--- Text block ---
- Film poster
- Spanish: Un lugar común
- Directed by: Celia Giraldo
- Screenplay by: Celia Giraldo; Bianca Franceza Omonte;
- Produced by: Aintza Serra; Sergi Casamitjana; Nadine Rothschild;
- Starring: Eva Llorach; Mia Sala-Patau; Felix Pons; Teo Soler; Jordina Sala; Marta Aguilar; Aina Clotet;
- Cinematography: José Cachón
- Edited by: Javier Gil
- Music by: Jona Hamann
- Production companies: Escac Studio; Escándalo Films; Materia Cinema;
- Distributed by: Alfa Pictures
- Release dates: 7 April 2024 (D'A); 14 August 2024 (Spain);
- Country: Spain
- Language: Spanish

= A Commonplace =

A Commonplace (Un lugar común) is a 2024 Spanish drama film directed by Celia Giraldo in her directorial full-length solo debut starring Eva Llorach.

== Plot ==
52-year-old Pilar is forced out of her job as a nurse in an early retirement. She enters an existential crisis after desperately clinging to the care of her family.

== Production ==
The film was produced by Escac Studio, Escándalo Films, and Materia Cinema and it had the collaboration of TV3. It was shot in Catalonia.
--- Records supplied ---
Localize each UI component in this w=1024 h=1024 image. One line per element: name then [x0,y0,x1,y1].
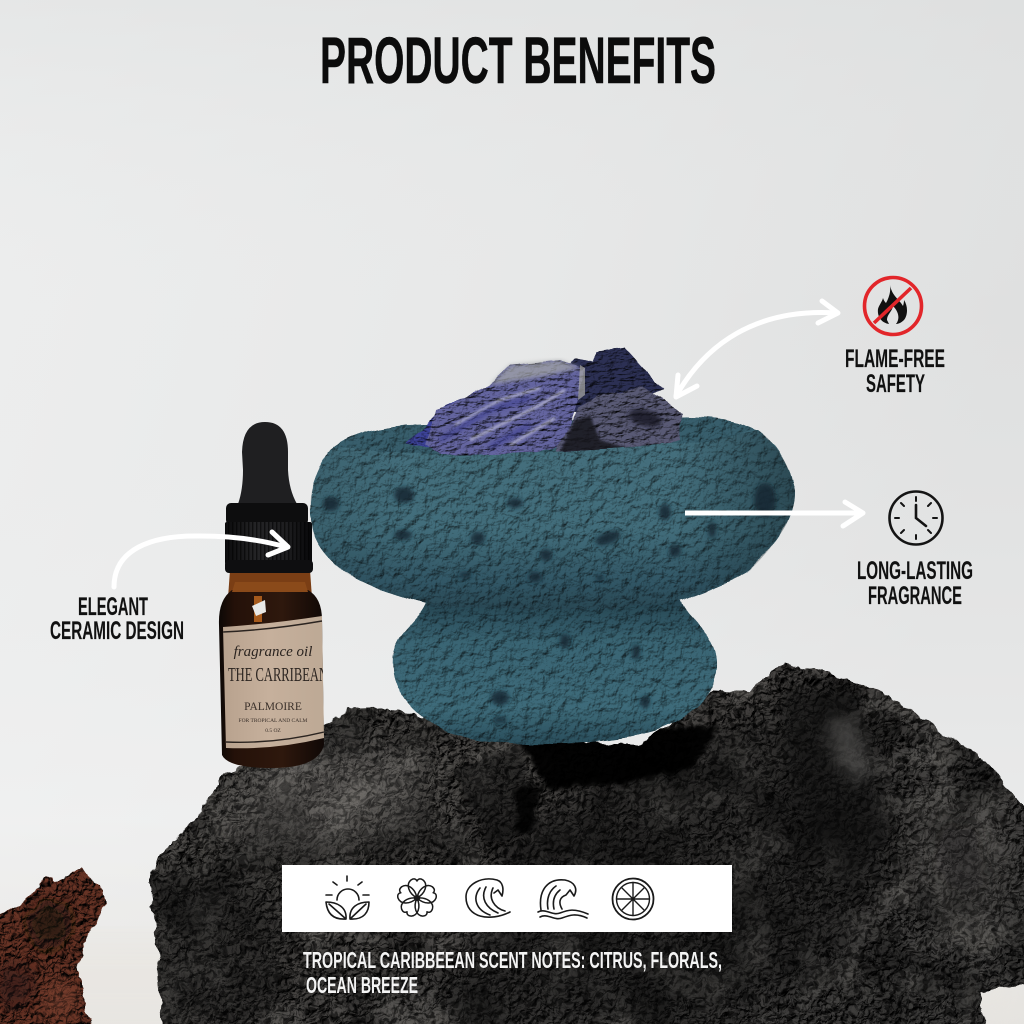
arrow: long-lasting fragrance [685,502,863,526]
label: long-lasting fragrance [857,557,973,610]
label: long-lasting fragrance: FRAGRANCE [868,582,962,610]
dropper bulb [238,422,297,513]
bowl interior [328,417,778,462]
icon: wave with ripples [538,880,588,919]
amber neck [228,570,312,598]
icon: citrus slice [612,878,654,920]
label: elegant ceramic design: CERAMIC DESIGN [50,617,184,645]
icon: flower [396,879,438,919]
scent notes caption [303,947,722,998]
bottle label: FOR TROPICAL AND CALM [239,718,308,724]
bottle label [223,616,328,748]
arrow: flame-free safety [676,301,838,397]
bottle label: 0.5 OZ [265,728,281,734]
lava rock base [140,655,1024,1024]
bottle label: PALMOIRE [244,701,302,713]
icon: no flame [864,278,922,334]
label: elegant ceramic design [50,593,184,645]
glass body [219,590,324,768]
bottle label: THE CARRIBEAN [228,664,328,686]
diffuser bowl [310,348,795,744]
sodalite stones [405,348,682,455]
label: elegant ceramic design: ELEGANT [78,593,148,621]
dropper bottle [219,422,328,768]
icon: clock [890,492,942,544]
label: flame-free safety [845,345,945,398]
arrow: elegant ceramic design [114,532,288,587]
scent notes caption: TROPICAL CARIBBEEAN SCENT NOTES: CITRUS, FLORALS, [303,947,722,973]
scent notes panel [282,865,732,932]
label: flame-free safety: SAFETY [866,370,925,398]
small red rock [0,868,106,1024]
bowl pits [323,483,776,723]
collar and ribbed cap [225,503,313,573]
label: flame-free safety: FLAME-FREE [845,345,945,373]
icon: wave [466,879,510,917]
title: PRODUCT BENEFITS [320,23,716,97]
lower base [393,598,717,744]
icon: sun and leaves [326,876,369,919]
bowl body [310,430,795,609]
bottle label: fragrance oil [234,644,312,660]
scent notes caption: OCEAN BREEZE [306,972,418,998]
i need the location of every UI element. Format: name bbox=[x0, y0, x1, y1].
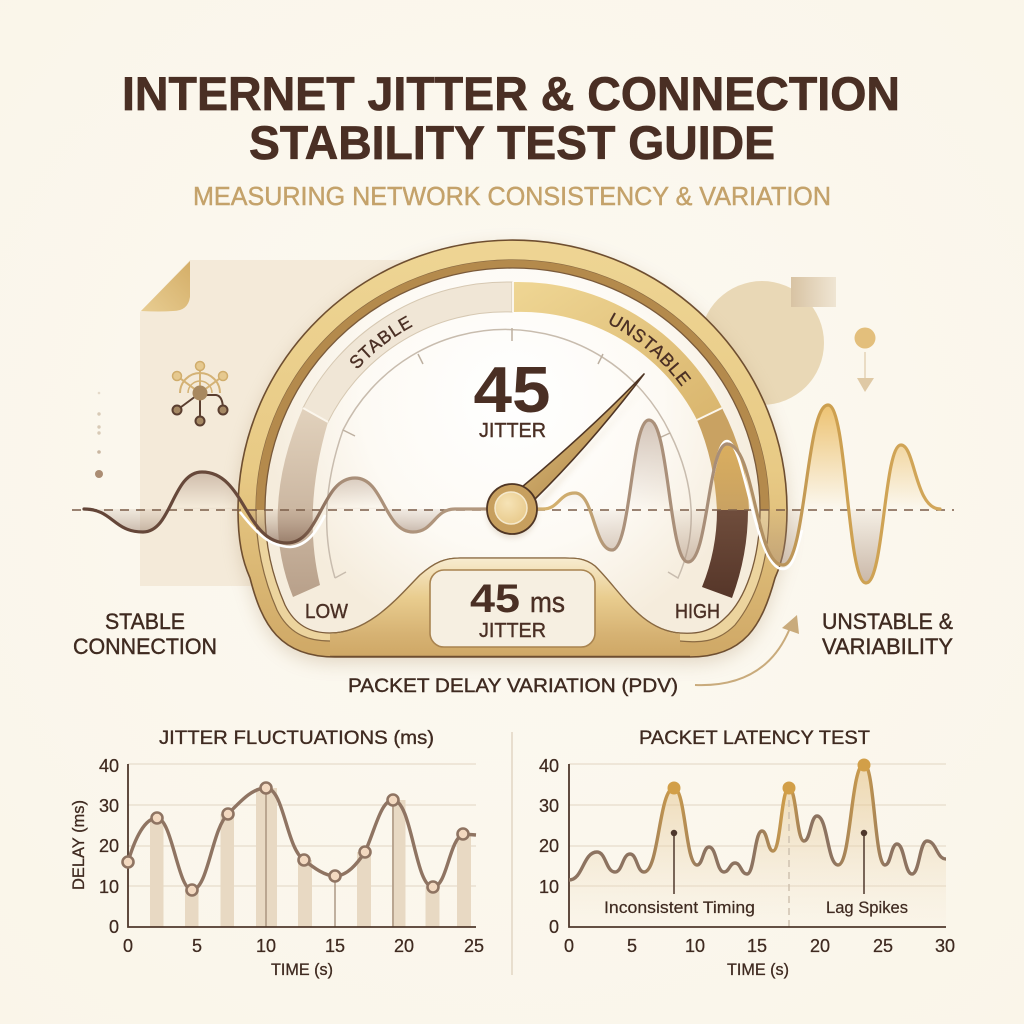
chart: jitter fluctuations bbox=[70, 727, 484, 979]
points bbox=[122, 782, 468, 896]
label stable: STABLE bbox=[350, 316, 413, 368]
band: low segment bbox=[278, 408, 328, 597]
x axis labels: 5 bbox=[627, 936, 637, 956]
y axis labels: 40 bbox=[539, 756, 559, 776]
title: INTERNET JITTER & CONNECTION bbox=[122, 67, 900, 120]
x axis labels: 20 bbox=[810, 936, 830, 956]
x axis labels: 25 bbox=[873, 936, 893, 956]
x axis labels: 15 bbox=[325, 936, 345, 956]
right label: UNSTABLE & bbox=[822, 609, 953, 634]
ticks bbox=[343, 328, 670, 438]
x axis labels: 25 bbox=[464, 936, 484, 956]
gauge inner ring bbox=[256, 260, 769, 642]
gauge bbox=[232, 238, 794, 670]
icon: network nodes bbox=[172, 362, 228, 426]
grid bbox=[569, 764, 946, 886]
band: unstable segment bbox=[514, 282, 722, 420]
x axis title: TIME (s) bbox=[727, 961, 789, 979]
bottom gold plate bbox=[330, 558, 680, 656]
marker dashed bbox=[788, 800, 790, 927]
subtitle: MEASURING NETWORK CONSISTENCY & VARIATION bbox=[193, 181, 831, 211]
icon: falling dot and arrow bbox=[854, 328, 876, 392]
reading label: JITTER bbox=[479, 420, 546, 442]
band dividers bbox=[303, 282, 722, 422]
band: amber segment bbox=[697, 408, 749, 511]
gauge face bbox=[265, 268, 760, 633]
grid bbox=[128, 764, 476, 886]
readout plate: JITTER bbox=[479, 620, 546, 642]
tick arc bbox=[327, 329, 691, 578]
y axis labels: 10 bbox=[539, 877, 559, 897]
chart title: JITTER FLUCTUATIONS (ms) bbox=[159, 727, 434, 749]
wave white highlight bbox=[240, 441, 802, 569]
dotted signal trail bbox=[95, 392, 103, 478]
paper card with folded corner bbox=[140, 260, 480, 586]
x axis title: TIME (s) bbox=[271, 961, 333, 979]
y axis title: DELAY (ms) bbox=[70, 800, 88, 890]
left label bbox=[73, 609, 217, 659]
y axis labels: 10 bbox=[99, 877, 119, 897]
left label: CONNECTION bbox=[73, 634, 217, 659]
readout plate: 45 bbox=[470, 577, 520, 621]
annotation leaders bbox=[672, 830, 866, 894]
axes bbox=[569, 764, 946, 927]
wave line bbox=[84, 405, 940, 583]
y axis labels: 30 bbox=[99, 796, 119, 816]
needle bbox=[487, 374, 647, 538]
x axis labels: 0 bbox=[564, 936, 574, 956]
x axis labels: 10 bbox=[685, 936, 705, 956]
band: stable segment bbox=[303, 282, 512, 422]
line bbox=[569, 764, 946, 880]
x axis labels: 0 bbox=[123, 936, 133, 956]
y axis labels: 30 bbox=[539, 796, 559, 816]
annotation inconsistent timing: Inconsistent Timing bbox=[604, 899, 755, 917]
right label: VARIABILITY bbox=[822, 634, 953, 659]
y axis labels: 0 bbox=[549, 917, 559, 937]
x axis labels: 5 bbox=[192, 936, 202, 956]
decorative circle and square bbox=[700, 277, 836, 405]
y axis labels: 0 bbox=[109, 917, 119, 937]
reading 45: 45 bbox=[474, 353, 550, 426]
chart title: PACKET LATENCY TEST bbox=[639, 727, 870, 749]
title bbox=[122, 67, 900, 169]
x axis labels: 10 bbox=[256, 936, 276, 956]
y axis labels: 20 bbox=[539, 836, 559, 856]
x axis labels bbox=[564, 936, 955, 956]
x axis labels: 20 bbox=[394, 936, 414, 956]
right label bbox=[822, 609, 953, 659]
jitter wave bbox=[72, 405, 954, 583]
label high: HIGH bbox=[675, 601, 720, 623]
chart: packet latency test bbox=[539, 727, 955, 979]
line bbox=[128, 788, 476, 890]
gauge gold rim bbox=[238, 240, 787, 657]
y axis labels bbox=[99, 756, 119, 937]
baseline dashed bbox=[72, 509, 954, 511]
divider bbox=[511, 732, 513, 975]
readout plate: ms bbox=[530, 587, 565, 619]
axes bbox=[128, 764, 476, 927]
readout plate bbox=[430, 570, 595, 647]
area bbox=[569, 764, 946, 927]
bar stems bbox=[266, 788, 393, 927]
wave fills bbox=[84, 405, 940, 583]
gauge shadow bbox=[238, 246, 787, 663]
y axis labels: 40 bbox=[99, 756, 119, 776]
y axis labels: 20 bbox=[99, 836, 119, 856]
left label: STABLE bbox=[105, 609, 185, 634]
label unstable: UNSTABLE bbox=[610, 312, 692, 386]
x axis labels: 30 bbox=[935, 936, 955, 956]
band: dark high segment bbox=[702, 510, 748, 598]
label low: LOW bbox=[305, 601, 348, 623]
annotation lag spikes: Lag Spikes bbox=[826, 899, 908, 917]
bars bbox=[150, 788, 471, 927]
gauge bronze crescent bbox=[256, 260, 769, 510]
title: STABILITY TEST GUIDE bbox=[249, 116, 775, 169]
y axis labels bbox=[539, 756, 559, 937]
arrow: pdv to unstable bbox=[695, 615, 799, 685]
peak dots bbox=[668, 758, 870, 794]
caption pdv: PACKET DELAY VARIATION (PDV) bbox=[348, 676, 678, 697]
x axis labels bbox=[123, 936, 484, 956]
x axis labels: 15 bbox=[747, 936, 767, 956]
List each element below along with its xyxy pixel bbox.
---
* [Task to carry out]:
Retype the film text about A Commonplace in full, word for word. The listing was taken from a different source than the film text.

* [Answer to this problem]:
- Film poster
- Spanish: Un lugar común
- Directed by: Celia Giraldo
- Screenplay by: Celia Giraldo; Bianca Franceza Omonte;
- Produced by: Aintza Serra; Sergi Casamitjana; Nadine Rothschild;
- Starring: Eva Llorach; Mia Sala-Patau; Felix Pons; Teo Soler; Jordina Sala; Marta Aguilar; Aina Clotet;
- Cinematography: José Cachón
- Edited by: Javier Gil
- Music by: Jona Hamann
- Production companies: Escac Studio; Escándalo Films; Materia Cinema;
- Distributed by: Alfa Pictures
- Release dates: 7 April 2024 (D'A); 14 August 2024 (Spain);
- Country: Spain
- Language: Spanish

= A Commonplace =

A Commonplace (Un lugar común) is a 2024 Spanish drama film directed by Celia Giraldo in her directorial full-length solo debut starring Eva Llorach.

== Plot ==
52-year-old Pilar is forced out of her job as a nurse in an early retirement. She enters an existential crisis after desperately clinging to the care of her family.

== Production ==
The film was produced by Escac Studio, Escándalo Films, and Materia Cinema and it had the collaboration of TV3. It was shot in Catalonia.